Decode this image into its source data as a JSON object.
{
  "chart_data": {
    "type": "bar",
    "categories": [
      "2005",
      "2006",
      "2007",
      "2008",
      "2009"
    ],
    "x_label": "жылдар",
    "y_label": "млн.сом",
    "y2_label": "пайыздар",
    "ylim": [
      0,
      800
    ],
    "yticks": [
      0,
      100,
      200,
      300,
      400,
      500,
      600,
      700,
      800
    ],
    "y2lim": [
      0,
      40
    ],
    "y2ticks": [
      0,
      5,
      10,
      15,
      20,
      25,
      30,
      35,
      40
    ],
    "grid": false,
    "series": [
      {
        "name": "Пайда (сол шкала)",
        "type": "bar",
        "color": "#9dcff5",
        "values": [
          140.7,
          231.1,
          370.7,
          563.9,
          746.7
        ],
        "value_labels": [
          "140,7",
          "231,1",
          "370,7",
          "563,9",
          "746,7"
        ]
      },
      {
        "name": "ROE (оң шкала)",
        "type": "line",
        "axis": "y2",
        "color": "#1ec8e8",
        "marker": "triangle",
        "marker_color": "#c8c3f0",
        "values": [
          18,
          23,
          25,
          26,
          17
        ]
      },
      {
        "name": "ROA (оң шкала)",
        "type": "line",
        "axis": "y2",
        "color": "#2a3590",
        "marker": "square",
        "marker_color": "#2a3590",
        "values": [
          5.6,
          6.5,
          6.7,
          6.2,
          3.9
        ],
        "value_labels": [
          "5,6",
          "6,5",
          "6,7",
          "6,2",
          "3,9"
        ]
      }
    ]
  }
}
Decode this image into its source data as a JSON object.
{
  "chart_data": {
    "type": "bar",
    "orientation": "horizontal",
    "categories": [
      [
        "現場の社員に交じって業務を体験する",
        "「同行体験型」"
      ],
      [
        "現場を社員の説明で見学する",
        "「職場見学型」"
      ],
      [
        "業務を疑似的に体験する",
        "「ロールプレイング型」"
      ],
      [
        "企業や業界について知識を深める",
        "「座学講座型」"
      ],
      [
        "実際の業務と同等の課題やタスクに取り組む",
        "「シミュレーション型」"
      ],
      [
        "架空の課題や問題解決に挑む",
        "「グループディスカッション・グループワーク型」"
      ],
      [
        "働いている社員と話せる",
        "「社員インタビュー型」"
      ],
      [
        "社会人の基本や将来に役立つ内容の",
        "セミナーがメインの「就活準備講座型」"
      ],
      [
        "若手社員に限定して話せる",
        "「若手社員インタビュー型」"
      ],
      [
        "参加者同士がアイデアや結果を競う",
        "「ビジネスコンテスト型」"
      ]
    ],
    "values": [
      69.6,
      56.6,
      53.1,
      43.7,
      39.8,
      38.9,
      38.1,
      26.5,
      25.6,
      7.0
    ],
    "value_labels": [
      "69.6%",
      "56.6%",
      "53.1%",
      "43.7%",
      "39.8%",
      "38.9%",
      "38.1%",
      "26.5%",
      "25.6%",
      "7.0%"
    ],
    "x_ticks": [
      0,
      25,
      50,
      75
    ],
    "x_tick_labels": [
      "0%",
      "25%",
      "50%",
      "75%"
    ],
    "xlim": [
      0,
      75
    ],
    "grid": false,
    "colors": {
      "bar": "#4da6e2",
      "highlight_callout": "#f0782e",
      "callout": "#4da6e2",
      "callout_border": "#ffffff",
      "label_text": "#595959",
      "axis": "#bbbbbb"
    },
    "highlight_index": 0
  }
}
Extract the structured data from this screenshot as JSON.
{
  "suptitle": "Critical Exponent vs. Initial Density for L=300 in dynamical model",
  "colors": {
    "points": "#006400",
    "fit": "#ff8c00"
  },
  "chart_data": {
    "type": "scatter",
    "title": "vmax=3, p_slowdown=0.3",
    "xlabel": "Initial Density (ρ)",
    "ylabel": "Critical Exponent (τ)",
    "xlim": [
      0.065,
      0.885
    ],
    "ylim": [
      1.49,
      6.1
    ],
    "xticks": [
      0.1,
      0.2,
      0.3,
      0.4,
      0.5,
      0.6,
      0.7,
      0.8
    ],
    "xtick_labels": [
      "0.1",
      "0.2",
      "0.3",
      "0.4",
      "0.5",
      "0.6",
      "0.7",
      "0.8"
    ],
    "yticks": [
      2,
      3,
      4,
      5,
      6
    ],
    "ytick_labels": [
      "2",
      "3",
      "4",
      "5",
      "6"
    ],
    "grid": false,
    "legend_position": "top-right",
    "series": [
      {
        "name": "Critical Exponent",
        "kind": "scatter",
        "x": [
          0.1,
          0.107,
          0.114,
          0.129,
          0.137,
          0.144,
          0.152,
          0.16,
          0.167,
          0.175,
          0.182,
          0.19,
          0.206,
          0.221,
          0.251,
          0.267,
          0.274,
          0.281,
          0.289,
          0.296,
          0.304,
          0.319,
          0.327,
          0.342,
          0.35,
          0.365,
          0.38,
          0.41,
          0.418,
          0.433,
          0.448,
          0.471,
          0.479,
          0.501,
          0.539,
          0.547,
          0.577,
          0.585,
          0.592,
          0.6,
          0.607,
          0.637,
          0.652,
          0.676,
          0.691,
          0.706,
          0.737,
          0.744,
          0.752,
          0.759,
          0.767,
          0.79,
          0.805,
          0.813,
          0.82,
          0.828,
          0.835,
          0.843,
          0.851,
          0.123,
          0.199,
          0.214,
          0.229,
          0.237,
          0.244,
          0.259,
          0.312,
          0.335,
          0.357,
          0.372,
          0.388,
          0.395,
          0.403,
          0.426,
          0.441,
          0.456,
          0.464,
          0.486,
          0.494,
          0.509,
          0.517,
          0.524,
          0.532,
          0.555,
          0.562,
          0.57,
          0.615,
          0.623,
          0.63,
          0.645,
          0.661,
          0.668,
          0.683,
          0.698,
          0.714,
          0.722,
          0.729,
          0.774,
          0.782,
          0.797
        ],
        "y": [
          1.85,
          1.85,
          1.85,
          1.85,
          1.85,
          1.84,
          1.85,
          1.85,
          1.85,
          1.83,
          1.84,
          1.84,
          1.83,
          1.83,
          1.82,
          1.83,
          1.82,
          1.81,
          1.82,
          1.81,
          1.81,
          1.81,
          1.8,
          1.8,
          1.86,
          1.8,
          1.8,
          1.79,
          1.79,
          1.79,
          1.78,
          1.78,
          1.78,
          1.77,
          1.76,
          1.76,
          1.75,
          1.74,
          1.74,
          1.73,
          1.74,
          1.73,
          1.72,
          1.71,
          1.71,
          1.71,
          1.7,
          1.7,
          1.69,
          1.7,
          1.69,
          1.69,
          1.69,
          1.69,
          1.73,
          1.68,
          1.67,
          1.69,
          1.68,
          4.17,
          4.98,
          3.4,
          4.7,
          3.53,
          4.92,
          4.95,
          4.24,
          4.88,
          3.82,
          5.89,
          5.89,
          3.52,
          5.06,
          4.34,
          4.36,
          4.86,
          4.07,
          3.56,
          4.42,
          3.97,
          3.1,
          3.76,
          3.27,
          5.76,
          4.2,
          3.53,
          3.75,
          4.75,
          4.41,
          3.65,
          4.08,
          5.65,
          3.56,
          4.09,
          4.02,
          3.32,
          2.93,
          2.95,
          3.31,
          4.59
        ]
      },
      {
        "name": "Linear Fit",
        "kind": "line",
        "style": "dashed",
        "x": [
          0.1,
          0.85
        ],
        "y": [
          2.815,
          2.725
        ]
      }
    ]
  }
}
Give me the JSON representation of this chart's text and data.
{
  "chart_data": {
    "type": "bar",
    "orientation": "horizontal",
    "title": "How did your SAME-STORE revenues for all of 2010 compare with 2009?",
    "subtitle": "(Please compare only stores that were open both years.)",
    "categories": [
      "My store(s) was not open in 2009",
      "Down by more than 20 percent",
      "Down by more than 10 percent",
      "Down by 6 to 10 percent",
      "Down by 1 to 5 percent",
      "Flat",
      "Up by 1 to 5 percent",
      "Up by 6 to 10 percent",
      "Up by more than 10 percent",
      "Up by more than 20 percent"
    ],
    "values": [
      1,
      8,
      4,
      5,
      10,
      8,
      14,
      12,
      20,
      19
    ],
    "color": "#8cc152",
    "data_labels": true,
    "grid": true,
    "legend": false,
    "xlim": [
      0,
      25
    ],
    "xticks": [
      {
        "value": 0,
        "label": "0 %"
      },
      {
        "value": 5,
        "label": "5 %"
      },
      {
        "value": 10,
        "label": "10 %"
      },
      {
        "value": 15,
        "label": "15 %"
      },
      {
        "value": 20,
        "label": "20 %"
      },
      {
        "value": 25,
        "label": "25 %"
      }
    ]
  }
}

___

Search the lines for the string "Density" and copy every line that has it.

  "suptitle": "Critical Exponent vs. Initial Density for L=300 in dynamical model",
    "xlabel": "Initial Density (ρ)",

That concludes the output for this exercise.